## THE EXERCISE
Transcribe the entries that follow exactly as they appear, minus pictures.

## MATERIAL TO PROCESS
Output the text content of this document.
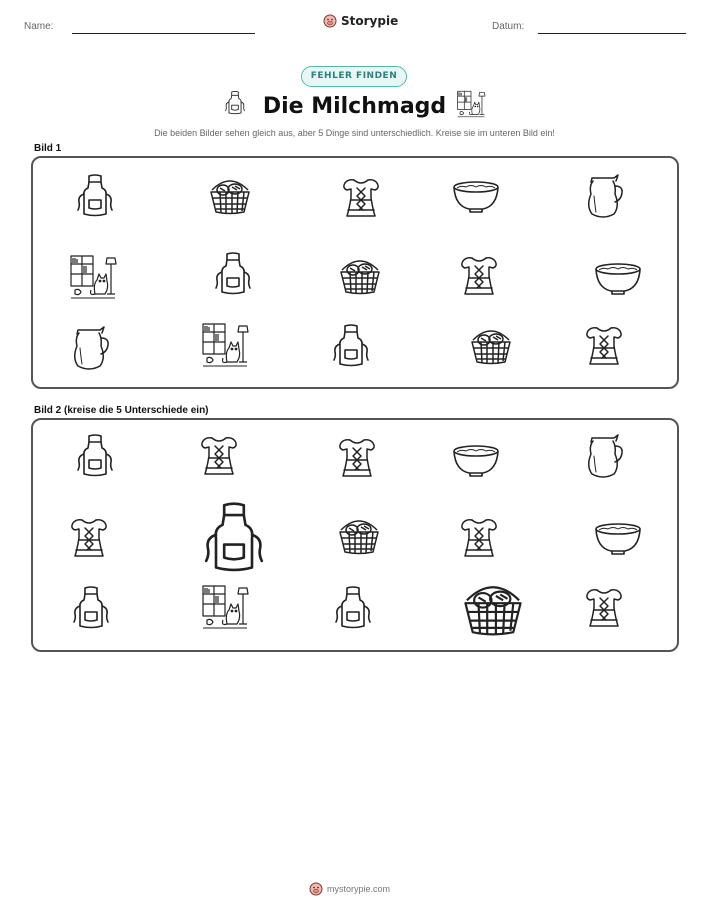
Name:	Storypie	Datum:
FEHLER FINDEN
Die Milchmagd
Die beiden Bilder sehen gleich aus, aber 5 Dinge sind unterschiedlich. Kreise sie im unteren Bild ein!
Bild 1
Bild 2 (kreise die 5 Unterschiede ein)
mystorypie.com
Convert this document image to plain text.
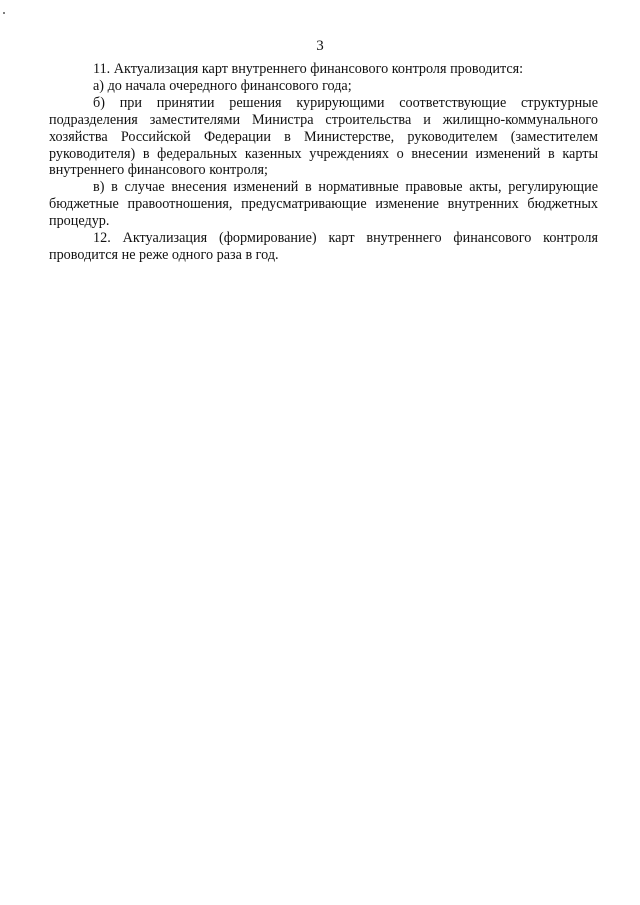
3

11. Актуализация карт внутреннего финансового контроля проводится:

а) до начала очередного финансового года;

б) при принятии решения курирующими соответствующие структурные подразделения заместителями Министра строительства и жилищно-коммунального хозяйства Российской Федерации в Министерстве, руководителем (заместителем руководителя) в федеральных казенных учреждениях о внесении изменений в карты внутреннего финансового контроля;

в) в случае внесения изменений в нормативные правовые акты, регулирующие бюджетные правоотношения, предусматривающие изменение внутренних бюджетных процедур.

12. Актуализация (формирование) карт внутреннего финансового контроля проводится не реже одного раза в год.
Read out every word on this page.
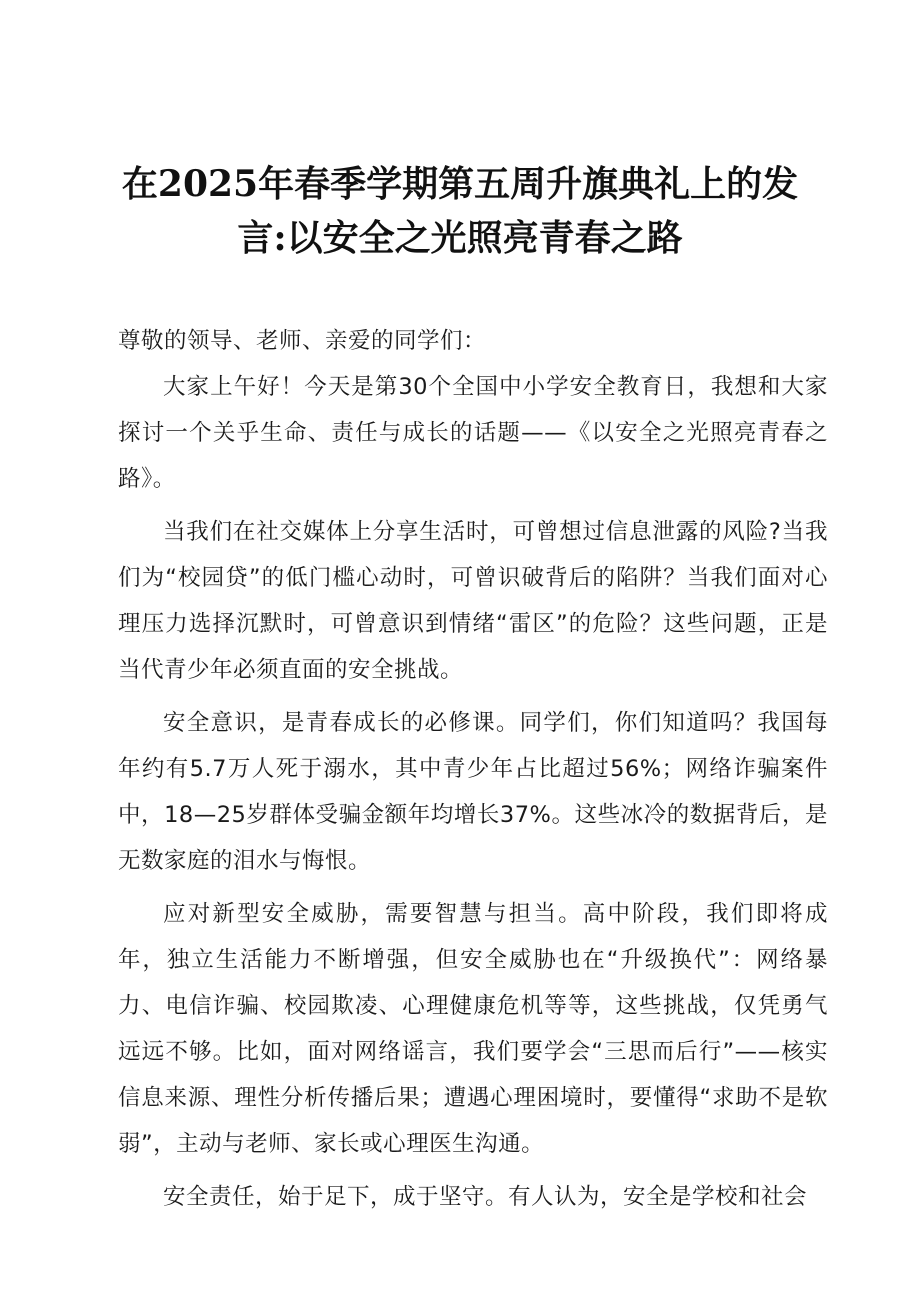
在2025年春季学期第五周升旗典礼上的发
言:以安全之光照亮青春之路

尊敬的领导、老师、亲爱的同学们：

大家上午好！今天是第30个全国中小学安全教育日，我想和大家探讨一个关乎生命、责任与成长的话题——《以安全之光照亮青春之路》。

当我们在社交媒体上分享生活时，可曾想过信息泄露的风险?当我们为“校园贷”的低门槛心动时，可曾识破背后的陷阱？当我们面对心理压力选择沉默时，可曾意识到情绪“雷区”的危险？这些问题，正是当代青少年必须直面的安全挑战。

安全意识，是青春成长的必修课。同学们，你们知道吗？我国每年约有5.7万人死于溺水，其中青少年占比超过56%；网络诈骗案件中，18—25岁群体受骗金额年均增长37%。这些冰冷的数据背后，是无数家庭的泪水与悔恨。

应对新型安全威胁，需要智慧与担当。高中阶段，我们即将成年，独立生活能力不断增强，但安全威胁也在“升级换代”：网络暴力、电信诈骗、校园欺凌、心理健康危机等等，这些挑战，仅凭勇气远远不够。比如，面对网络谣言，我们要学会“三思而后行”——核实信息来源、理性分析传播后果；遭遇心理困境时，要懂得“求助不是软弱”，主动与老师、家长或心理医生沟通。

安全责任，始于足下，成于坚守。有人认为，安全是学校和社会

## ANSWER TO THIS EXERCISE
Output the text content of this document.
Name:	Storypie	Datum:
FEHLER FINDEN
Die Milchmagd
Die beiden Bilder sehen gleich aus, aber 5 Dinge sind unterschiedlich. Kreise sie im unteren Bild ein!
Bild 1
Bild 2 (kreise die 5 Unterschiede ein)
mystorypie.com
Convert this document image to plain text.
3

11. Актуализация карт внутреннего финансового контроля проводится:

а) до начала очередного финансового года;

б) при принятии решения курирующими соответствующие структурные подразделения заместителями Министра строительства и жилищно-коммунального хозяйства Российской Федерации в Министерстве, руководителем (заместителем руководителя) в федеральных казенных учреждениях о внесении изменений в карты внутреннего финансового контроля;

в) в случае внесения изменений в нормативные правовые акты, регулирующие бюджетные правоотношения, предусматривающие изменение внутренних бюджетных процедур.

12. Актуализация (формирование) карт внутреннего финансового контроля проводится не реже одного раза в год.
Read out every word on this page.
在2025年春季学期第五周升旗典礼上的发
言:以安全之光照亮青春之路

尊敬的领导、老师、亲爱的同学们：

大家上午好！今天是第30个全国中小学安全教育日，我想和大家探讨一个关乎生命、责任与成长的话题——《以安全之光照亮青春之路》。

当我们在社交媒体上分享生活时，可曾想过信息泄露的风险?当我们为“校园贷”的低门槛心动时，可曾识破背后的陷阱？当我们面对心理压力选择沉默时，可曾意识到情绪“雷区”的危险？这些问题，正是当代青少年必须直面的安全挑战。

安全意识，是青春成长的必修课。同学们，你们知道吗？我国每年约有5.7万人死于溺水，其中青少年占比超过56%；网络诈骗案件中，18—25岁群体受骗金额年均增长37%。这些冰冷的数据背后，是无数家庭的泪水与悔恨。

应对新型安全威胁，需要智慧与担当。高中阶段，我们即将成年，独立生活能力不断增强，但安全威胁也在“升级换代”：网络暴力、电信诈骗、校园欺凌、心理健康危机等等，这些挑战，仅凭勇气远远不够。比如，面对网络谣言，我们要学会“三思而后行”——核实信息来源、理性分析传播后果；遭遇心理困境时，要懂得“求助不是软弱”，主动与老师、家长或心理医生沟通。

安全责任，始于足下，成于坚守。有人认为，安全是学校和社会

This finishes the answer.